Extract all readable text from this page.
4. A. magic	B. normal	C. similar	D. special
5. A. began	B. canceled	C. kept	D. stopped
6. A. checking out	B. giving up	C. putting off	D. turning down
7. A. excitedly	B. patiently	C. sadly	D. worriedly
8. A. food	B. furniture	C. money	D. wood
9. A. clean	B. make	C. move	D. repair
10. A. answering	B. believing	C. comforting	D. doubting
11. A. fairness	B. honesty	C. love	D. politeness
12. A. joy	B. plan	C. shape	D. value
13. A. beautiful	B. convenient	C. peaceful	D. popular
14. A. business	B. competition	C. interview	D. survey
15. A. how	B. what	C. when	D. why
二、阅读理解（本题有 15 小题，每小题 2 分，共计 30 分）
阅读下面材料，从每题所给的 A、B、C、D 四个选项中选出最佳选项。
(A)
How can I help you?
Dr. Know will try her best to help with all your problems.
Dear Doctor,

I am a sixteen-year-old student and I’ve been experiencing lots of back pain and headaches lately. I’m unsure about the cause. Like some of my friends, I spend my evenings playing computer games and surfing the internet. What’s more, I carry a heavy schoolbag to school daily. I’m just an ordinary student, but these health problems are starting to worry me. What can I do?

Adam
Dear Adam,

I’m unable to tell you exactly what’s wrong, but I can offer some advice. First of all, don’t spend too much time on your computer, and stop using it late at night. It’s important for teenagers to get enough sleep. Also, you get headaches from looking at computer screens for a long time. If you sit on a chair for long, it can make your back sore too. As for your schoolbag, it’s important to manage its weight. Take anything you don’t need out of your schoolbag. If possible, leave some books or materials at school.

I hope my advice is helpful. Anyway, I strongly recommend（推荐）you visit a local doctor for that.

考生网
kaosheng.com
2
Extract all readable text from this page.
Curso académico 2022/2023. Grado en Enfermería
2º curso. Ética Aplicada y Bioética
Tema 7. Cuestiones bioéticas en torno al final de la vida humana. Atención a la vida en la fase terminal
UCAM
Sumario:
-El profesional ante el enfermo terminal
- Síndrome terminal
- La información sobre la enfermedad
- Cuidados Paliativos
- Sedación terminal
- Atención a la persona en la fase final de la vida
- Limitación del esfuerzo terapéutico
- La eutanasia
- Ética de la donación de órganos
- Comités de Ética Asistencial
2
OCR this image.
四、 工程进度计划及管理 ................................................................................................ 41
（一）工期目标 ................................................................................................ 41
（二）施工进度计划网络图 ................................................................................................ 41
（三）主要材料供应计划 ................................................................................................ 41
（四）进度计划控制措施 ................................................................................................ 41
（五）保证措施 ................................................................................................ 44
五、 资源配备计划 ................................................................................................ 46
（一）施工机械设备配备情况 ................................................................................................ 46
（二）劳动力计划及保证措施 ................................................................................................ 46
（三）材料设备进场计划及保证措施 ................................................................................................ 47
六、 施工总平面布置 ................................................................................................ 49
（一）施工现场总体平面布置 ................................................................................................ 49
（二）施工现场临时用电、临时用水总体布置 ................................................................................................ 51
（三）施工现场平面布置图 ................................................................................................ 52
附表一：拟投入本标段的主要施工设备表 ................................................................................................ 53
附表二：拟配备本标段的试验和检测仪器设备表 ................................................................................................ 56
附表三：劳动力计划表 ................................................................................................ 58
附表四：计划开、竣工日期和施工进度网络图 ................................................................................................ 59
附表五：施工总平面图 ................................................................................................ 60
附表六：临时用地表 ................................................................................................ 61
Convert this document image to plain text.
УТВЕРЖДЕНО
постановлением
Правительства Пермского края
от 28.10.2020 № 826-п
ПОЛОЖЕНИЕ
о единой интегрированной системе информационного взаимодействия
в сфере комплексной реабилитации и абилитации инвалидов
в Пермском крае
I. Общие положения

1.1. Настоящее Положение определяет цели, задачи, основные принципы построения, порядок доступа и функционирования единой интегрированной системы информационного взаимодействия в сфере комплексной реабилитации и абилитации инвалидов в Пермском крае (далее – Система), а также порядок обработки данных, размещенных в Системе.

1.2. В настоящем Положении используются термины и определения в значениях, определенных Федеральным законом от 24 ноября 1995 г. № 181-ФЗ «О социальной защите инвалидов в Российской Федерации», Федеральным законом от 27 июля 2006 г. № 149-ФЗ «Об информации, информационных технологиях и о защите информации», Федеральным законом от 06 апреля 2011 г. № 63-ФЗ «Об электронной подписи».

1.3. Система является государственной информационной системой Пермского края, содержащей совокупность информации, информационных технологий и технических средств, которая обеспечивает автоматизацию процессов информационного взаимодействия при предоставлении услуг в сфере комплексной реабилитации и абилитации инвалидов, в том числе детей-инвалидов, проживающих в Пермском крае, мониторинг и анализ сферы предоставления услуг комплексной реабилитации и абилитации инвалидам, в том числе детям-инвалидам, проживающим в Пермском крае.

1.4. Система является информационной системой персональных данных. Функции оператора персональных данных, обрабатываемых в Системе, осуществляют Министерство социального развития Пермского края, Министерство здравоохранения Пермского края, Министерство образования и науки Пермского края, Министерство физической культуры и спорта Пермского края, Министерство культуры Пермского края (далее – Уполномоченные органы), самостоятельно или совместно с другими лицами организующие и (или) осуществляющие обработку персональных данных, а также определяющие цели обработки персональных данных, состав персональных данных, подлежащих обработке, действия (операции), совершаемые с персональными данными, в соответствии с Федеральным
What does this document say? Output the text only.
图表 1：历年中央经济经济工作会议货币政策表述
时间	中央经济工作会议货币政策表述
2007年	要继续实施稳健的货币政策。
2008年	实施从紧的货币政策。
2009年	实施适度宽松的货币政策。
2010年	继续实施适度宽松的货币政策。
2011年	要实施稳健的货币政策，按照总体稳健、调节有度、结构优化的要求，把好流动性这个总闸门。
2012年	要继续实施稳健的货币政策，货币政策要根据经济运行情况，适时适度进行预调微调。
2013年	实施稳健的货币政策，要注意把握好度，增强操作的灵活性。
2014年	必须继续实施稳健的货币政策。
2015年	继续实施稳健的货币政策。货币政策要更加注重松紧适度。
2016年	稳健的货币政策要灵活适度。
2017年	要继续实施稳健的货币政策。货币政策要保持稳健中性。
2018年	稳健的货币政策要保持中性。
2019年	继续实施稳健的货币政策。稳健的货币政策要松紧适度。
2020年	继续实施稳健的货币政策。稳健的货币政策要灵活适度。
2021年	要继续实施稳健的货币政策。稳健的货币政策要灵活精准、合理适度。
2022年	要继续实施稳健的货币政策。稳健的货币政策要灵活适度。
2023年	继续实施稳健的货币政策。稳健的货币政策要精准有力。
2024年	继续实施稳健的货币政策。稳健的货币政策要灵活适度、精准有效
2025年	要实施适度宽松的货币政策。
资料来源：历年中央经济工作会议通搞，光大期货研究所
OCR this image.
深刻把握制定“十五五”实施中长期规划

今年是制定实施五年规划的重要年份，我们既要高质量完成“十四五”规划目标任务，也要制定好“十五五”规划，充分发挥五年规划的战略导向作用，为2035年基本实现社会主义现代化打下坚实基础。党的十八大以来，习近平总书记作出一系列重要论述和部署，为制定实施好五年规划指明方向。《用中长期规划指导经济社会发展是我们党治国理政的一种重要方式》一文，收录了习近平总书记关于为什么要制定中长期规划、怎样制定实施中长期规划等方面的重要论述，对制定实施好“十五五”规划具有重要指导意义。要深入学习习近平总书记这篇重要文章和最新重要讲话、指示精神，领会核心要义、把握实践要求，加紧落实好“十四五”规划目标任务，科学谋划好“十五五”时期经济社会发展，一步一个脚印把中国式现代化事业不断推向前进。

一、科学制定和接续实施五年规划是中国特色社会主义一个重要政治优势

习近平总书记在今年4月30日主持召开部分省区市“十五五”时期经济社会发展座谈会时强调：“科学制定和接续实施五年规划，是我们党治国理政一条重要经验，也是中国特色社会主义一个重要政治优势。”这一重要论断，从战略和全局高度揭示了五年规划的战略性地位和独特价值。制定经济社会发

------------

Aim: Reproduce exactly the lines from the one with "What does this" through the end of the entries above, both ends included.

Answer to the exercise:
What does this document say? Output the text only.
图表 1：历年中央经济经济工作会议货币政策表述
时间	中央经济工作会议货币政策表述
2007年	要继续实施稳健的货币政策。
2008年	实施从紧的货币政策。
2009年	实施适度宽松的货币政策。
2010年	继续实施适度宽松的货币政策。
2011年	要实施稳健的货币政策，按照总体稳健、调节有度、结构优化的要求，把好流动性这个总闸门。
2012年	要继续实施稳健的货币政策，货币政策要根据经济运行情况，适时适度进行预调微调。
2013年	实施稳健的货币政策，要注意把握好度，增强操作的灵活性。
2014年	必须继续实施稳健的货币政策。
2015年	继续实施稳健的货币政策。货币政策要更加注重松紧适度。
2016年	稳健的货币政策要灵活适度。
2017年	要继续实施稳健的货币政策。货币政策要保持稳健中性。
2018年	稳健的货币政策要保持中性。
2019年	继续实施稳健的货币政策。稳健的货币政策要松紧适度。
2020年	继续实施稳健的货币政策。稳健的货币政策要灵活适度。
2021年	要继续实施稳健的货币政策。稳健的货币政策要灵活精准、合理适度。
2022年	要继续实施稳健的货币政策。稳健的货币政策要灵活适度。
2023年	继续实施稳健的货币政策。稳健的货币政策要精准有力。
2024年	继续实施稳健的货币政策。稳健的货币政策要灵活适度、精准有效
2025年	要实施适度宽松的货币政策。
资料来源：历年中央经济工作会议通搞，光大期货研究所
OCR this image.
深刻把握制定“十五五”实施中长期规划

今年是制定实施五年规划的重要年份，我们既要高质量完成“十四五”规划目标任务，也要制定好“十五五”规划，充分发挥五年规划的战略导向作用，为2035年基本实现社会主义现代化打下坚实基础。党的十八大以来，习近平总书记作出一系列重要论述和部署，为制定实施好五年规划指明方向。《用中长期规划指导经济社会发展是我们党治国理政的一种重要方式》一文，收录了习近平总书记关于为什么要制定中长期规划、怎样制定实施中长期规划等方面的重要论述，对制定实施好“十五五”规划具有重要指导意义。要深入学习习近平总书记这篇重要文章和最新重要讲话、指示精神，领会核心要义、把握实践要求，加紧落实好“十四五”规划目标任务，科学谋划好“十五五”时期经济社会发展，一步一个脚印把中国式现代化事业不断推向前进。

一、科学制定和接续实施五年规划是中国特色社会主义一个重要政治优势

习近平总书记在今年4月30日主持召开部分省区市“十五五”时期经济社会发展座谈会时强调：“科学制定和接续实施五年规划，是我们党治国理政一条重要经验，也是中国特色社会主义一个重要政治优势。”这一重要论断，从战略和全局高度揭示了五年规划的战略性地位和独特价值。制定经济社会发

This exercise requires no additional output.